TASK DESCRIPTION = Will you give every entry again exactly as it stands?

▬▬▬▬▬▬▬▬▬▬

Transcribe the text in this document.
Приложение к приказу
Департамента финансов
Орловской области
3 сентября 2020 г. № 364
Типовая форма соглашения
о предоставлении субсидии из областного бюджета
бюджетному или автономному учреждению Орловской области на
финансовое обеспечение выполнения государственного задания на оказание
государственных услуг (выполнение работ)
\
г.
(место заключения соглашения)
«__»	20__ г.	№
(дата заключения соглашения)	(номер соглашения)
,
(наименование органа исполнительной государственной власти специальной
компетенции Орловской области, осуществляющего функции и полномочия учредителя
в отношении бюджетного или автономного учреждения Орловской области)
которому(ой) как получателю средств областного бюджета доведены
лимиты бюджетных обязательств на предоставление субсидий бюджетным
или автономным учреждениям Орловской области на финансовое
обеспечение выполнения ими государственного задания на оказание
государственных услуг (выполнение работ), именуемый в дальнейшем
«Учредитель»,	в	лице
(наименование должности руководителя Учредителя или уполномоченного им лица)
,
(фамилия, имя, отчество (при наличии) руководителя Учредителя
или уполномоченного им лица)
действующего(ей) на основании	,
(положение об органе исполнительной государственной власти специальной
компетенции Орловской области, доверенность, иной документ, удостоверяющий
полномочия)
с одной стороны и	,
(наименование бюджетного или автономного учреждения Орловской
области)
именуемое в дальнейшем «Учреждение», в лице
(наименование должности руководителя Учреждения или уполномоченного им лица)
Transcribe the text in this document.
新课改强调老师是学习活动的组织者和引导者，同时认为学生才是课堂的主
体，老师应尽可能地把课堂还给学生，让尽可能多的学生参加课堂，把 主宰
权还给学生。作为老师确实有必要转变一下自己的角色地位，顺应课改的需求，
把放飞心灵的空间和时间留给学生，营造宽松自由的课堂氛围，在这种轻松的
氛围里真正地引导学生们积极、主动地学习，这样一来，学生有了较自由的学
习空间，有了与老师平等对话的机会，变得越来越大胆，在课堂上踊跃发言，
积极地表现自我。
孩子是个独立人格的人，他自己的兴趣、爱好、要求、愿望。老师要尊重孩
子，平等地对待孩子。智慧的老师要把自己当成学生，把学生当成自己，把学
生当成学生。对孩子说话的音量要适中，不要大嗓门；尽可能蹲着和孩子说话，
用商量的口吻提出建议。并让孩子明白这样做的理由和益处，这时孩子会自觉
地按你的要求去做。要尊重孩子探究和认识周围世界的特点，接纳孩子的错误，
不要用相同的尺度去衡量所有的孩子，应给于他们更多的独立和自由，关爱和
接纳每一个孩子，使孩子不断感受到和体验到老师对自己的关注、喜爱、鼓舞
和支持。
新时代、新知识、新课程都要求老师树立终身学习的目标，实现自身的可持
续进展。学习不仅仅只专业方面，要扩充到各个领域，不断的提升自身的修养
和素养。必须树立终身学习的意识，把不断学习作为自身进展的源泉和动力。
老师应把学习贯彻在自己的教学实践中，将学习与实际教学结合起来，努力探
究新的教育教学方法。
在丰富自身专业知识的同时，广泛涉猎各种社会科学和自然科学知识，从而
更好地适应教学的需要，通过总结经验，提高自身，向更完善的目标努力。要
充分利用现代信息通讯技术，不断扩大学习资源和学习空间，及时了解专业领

▬▬▬▬▬▬▬▬▬▬

EXERCISE ANSWER =
Transcribe the text in this document.
Приложение к приказу
Департамента финансов
Орловской области
3 сентября 2020 г. № 364
Типовая форма соглашения
о предоставлении субсидии из областного бюджета
бюджетному или автономному учреждению Орловской области на
финансовое обеспечение выполнения государственного задания на оказание
государственных услуг (выполнение работ)
\
г.
(место заключения соглашения)
«__»	20__ г.	№
(дата заключения соглашения)	(номер соглашения)
,
(наименование органа исполнительной государственной власти специальной
компетенции Орловской области, осуществляющего функции и полномочия учредителя
в отношении бюджетного или автономного учреждения Орловской области)
которому(ой) как получателю средств областного бюджета доведены
лимиты бюджетных обязательств на предоставление субсидий бюджетным
или автономным учреждениям Орловской области на финансовое
обеспечение выполнения ими государственного задания на оказание
государственных услуг (выполнение работ), именуемый в дальнейшем
«Учредитель»,	в	лице
(наименование должности руководителя Учредителя или уполномоченного им лица)
,
(фамилия, имя, отчество (при наличии) руководителя Учредителя
или уполномоченного им лица)
действующего(ей) на основании	,
(положение об органе исполнительной государственной власти специальной
компетенции Орловской области, доверенность, иной документ, удостоверяющий
полномочия)
с одной стороны и	,
(наименование бюджетного или автономного учреждения Орловской
области)
именуемое в дальнейшем «Учреждение», в лице
(наименование должности руководителя Учреждения или уполномоченного им лица)
Transcribe the text in this document.
新课改强调老师是学习活动的组织者和引导者，同时认为学生才是课堂的主
体，老师应尽可能地把课堂还给学生，让尽可能多的学生参加课堂，把 主宰
权还给学生。作为老师确实有必要转变一下自己的角色地位，顺应课改的需求，
把放飞心灵的空间和时间留给学生，营造宽松自由的课堂氛围，在这种轻松的
氛围里真正地引导学生们积极、主动地学习，这样一来，学生有了较自由的学
习空间，有了与老师平等对话的机会，变得越来越大胆，在课堂上踊跃发言，
积极地表现自我。
孩子是个独立人格的人，他自己的兴趣、爱好、要求、愿望。老师要尊重孩
子，平等地对待孩子。智慧的老师要把自己当成学生，把学生当成自己，把学
生当成学生。对孩子说话的音量要适中，不要大嗓门；尽可能蹲着和孩子说话，
用商量的口吻提出建议。并让孩子明白这样做的理由和益处，这时孩子会自觉
地按你的要求去做。要尊重孩子探究和认识周围世界的特点，接纳孩子的错误，
不要用相同的尺度去衡量所有的孩子，应给于他们更多的独立和自由，关爱和
接纳每一个孩子，使孩子不断感受到和体验到老师对自己的关注、喜爱、鼓舞
和支持。
新时代、新知识、新课程都要求老师树立终身学习的目标，实现自身的可持
续进展。学习不仅仅只专业方面，要扩充到各个领域，不断的提升自身的修养
和素养。必须树立终身学习的意识，把不断学习作为自身进展的源泉和动力。
老师应把学习贯彻在自己的教学实践中，将学习与实际教学结合起来，努力探
究新的教育教学方法。
在丰富自身专业知识的同时，广泛涉猎各种社会科学和自然科学知识，从而
更好地适应教学的需要，通过总结经验，提高自身，向更完善的目标努力。要
充分利用现代信息通讯技术，不断扩大学习资源和学习空间，及时了解专业领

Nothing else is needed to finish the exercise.